[Start of section]

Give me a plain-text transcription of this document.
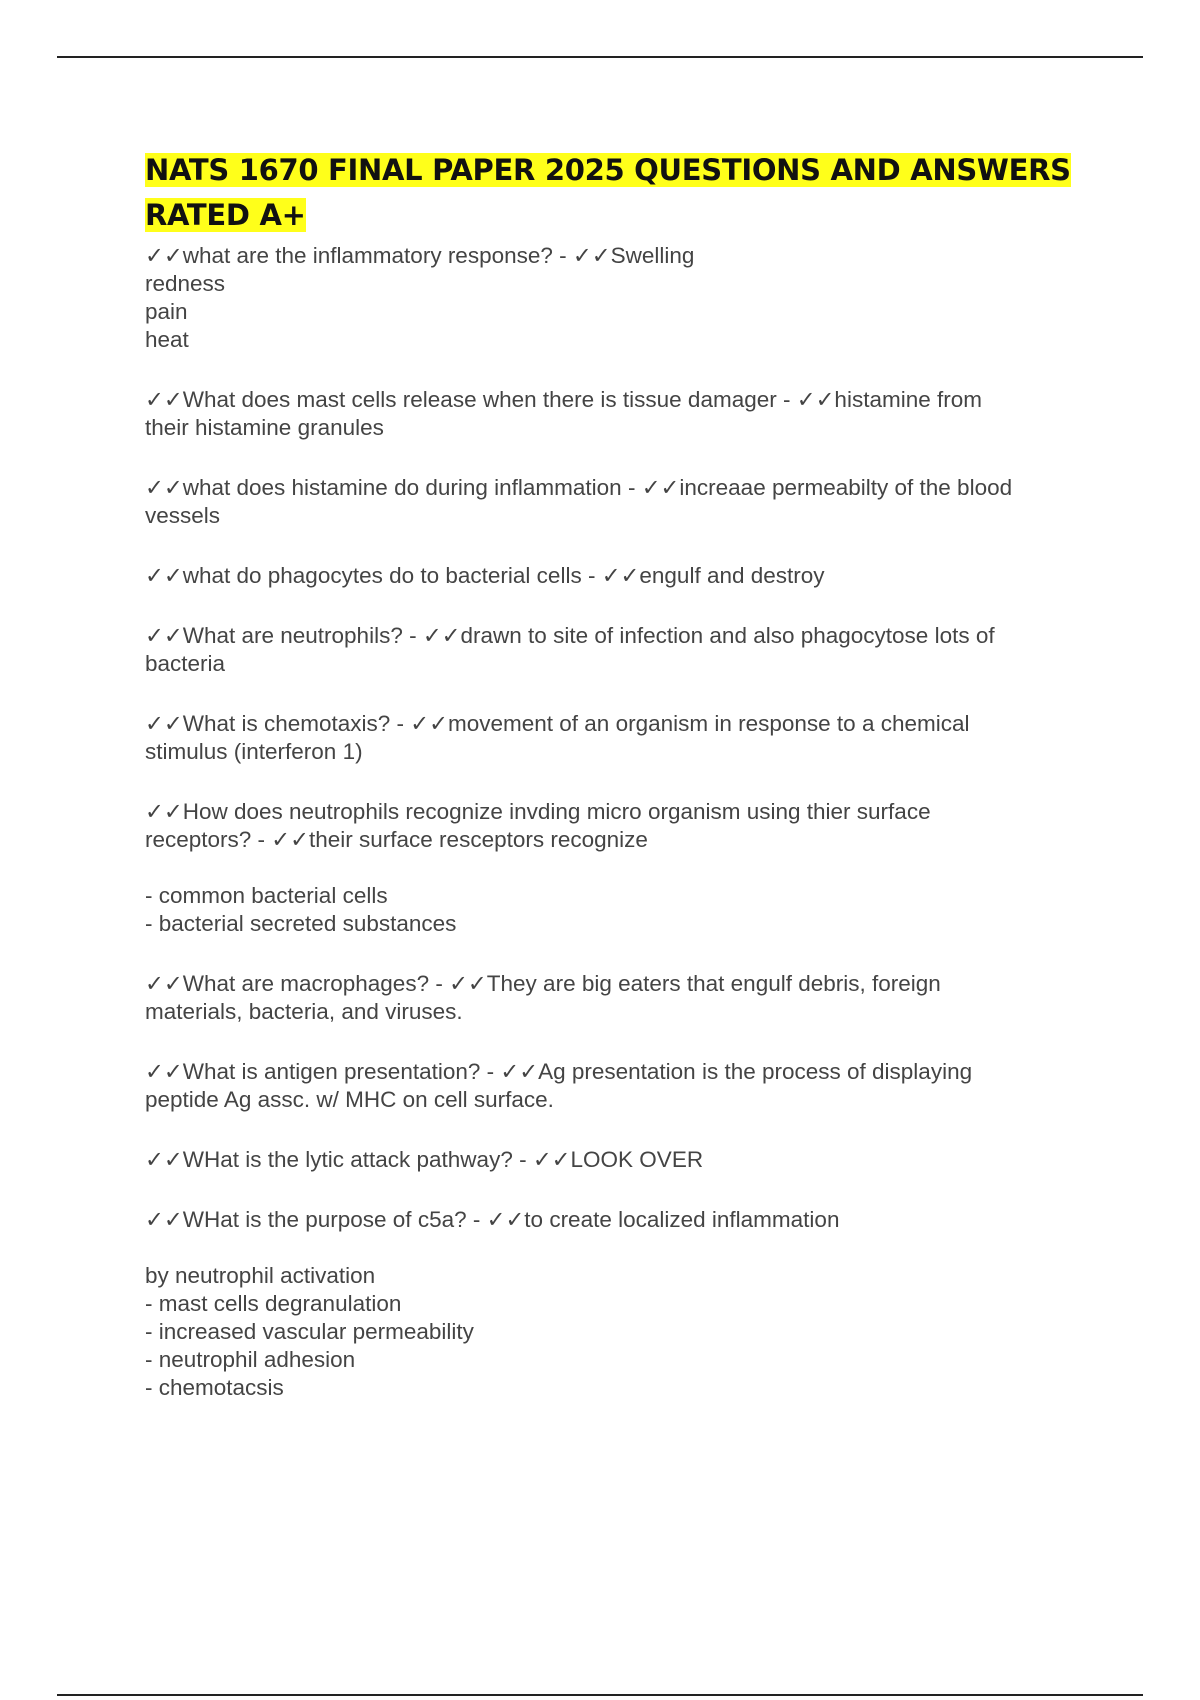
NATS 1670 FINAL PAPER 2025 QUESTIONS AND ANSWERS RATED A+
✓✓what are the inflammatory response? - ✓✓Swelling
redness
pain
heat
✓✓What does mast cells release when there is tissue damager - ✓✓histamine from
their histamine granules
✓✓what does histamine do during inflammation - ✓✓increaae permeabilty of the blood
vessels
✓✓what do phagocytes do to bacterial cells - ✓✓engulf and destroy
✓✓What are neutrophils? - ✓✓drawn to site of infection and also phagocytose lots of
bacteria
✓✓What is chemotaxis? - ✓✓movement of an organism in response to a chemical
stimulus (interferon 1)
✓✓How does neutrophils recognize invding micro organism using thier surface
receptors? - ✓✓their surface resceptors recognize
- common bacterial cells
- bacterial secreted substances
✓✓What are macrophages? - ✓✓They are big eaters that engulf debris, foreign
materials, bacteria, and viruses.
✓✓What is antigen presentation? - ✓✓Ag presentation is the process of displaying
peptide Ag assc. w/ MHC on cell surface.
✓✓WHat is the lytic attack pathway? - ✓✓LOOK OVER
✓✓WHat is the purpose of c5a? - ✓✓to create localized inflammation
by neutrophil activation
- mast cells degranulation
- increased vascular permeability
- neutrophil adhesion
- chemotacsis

[End of section]

TASK TO CARRY OUT: For an answer, give a copy of every line in the listing that holds the word "mast".

EXERCISE OUTPUT:
✓✓What does mast cells release when there is tissue damager - ✓✓histamine from
- mast cells degranulation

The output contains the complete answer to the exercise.